*** Record extracts
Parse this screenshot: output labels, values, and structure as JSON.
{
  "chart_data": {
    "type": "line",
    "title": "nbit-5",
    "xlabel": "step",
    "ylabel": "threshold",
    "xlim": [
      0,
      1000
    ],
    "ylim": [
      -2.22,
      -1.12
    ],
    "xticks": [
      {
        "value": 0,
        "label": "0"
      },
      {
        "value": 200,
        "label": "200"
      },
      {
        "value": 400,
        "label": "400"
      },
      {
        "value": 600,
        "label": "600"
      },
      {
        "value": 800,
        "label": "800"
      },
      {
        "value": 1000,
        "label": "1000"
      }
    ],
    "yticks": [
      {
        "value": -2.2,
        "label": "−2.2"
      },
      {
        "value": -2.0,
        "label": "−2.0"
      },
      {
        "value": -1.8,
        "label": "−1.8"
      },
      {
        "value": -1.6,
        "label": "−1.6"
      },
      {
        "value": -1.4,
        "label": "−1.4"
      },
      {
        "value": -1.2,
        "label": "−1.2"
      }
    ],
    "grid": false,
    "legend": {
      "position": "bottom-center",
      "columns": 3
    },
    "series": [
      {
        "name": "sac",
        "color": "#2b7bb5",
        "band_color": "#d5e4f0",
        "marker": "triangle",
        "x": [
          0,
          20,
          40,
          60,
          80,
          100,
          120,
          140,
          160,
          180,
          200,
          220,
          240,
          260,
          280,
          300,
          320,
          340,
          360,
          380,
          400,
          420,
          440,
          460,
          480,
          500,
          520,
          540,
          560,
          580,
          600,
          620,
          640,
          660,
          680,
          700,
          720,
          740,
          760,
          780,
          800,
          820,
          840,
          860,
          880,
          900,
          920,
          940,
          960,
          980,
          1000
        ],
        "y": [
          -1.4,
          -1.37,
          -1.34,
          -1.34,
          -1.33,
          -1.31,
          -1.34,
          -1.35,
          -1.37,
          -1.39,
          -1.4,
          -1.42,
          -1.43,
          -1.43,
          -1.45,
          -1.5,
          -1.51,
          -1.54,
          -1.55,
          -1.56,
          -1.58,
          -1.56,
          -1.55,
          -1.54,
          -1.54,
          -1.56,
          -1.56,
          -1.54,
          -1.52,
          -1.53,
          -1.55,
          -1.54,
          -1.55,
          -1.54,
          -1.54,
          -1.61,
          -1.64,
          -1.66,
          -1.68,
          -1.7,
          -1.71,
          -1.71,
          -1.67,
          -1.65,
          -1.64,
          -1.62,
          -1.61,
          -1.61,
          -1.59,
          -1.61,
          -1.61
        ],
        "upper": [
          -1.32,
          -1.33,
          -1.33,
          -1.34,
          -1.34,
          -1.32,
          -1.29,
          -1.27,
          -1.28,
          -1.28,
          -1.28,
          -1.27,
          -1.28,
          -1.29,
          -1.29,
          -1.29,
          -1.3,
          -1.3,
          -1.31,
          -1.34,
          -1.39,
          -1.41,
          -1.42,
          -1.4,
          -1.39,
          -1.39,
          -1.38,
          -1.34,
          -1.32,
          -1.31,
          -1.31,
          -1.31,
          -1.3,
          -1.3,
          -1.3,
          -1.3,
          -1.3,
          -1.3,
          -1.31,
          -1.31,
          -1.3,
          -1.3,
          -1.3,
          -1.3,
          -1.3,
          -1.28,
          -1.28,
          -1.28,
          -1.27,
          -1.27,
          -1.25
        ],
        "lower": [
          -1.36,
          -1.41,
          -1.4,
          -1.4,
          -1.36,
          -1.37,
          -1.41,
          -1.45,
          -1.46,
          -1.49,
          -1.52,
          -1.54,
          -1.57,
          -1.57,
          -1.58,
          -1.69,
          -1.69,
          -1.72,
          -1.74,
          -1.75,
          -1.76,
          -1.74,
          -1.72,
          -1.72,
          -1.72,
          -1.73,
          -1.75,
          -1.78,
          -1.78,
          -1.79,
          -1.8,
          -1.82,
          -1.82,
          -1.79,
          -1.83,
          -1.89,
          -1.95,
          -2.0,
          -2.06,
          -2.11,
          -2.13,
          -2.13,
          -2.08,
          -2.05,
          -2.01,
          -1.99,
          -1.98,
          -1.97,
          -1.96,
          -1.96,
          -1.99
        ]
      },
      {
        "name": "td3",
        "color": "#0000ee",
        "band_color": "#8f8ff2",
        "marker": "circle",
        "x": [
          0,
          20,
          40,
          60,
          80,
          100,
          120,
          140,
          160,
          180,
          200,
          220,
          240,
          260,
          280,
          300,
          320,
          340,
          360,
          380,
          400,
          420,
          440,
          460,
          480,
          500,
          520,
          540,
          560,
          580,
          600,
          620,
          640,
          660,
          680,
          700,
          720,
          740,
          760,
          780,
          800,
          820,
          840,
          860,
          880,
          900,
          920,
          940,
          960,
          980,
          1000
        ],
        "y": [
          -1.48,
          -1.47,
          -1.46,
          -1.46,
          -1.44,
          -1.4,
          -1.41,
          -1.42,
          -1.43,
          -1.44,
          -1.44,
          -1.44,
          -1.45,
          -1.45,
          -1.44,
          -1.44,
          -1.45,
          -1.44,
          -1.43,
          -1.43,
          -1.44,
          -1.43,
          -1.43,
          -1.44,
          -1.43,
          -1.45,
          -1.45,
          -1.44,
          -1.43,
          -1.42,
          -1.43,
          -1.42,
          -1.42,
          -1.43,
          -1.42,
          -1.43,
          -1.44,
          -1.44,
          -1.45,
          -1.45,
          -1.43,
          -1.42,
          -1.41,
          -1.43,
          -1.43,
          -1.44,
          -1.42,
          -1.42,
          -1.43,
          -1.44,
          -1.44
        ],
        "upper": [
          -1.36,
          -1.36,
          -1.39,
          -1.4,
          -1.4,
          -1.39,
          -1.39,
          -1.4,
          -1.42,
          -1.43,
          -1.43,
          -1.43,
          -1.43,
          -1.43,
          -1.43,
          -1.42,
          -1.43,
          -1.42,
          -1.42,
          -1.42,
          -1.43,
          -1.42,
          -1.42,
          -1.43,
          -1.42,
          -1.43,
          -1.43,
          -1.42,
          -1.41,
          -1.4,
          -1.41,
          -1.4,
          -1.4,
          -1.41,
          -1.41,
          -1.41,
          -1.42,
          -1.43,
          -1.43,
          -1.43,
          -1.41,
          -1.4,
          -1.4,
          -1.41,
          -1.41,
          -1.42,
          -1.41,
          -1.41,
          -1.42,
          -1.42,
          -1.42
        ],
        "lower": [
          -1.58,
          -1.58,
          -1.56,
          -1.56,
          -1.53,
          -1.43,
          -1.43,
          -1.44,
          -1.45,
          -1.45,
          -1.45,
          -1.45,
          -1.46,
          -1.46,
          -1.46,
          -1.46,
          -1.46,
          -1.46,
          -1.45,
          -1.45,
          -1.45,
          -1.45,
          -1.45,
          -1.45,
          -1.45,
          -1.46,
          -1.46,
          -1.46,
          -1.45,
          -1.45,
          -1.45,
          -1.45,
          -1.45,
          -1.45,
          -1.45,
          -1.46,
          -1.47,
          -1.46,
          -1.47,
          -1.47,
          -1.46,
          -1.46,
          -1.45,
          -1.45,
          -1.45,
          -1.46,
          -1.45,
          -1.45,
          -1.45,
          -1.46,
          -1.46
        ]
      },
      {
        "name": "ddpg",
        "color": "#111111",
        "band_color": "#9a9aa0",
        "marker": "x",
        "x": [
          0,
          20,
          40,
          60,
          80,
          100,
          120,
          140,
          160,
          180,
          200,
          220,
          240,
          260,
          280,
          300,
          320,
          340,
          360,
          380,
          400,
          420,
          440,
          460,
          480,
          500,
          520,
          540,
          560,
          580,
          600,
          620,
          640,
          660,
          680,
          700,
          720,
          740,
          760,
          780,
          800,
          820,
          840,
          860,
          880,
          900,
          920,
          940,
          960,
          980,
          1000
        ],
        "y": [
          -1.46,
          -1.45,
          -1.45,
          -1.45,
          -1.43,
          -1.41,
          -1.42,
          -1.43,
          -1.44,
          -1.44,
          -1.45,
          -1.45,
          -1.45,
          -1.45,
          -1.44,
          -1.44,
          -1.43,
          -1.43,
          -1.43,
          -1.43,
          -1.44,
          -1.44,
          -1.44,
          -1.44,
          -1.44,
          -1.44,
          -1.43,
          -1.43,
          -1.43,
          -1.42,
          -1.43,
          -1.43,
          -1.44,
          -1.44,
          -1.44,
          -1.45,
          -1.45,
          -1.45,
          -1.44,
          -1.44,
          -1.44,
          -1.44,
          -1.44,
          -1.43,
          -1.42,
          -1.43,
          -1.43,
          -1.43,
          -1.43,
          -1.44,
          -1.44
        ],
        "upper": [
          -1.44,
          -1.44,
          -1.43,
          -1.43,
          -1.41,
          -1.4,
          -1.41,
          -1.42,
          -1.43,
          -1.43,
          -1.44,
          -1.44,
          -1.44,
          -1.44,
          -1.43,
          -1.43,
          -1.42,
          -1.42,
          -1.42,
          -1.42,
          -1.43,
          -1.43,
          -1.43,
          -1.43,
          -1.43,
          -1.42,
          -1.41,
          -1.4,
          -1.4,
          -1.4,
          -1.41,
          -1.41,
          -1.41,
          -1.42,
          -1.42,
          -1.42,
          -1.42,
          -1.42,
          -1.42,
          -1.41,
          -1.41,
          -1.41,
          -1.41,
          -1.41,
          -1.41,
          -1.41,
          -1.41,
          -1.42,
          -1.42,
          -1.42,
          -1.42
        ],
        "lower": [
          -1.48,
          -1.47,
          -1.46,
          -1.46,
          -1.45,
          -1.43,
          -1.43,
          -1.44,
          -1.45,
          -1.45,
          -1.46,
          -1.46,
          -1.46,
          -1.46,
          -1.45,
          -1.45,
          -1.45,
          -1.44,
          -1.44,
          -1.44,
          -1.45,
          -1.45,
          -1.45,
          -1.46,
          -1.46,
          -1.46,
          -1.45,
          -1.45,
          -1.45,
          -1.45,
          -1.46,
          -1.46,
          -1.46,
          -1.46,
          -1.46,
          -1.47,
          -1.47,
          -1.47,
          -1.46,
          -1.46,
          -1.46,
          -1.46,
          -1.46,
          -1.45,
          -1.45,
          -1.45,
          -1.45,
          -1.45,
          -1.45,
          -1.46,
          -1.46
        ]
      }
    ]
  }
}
******
The exercise: Count every line in the preceding entries where the string "marker" appears, then state only the total.

Task answer: 3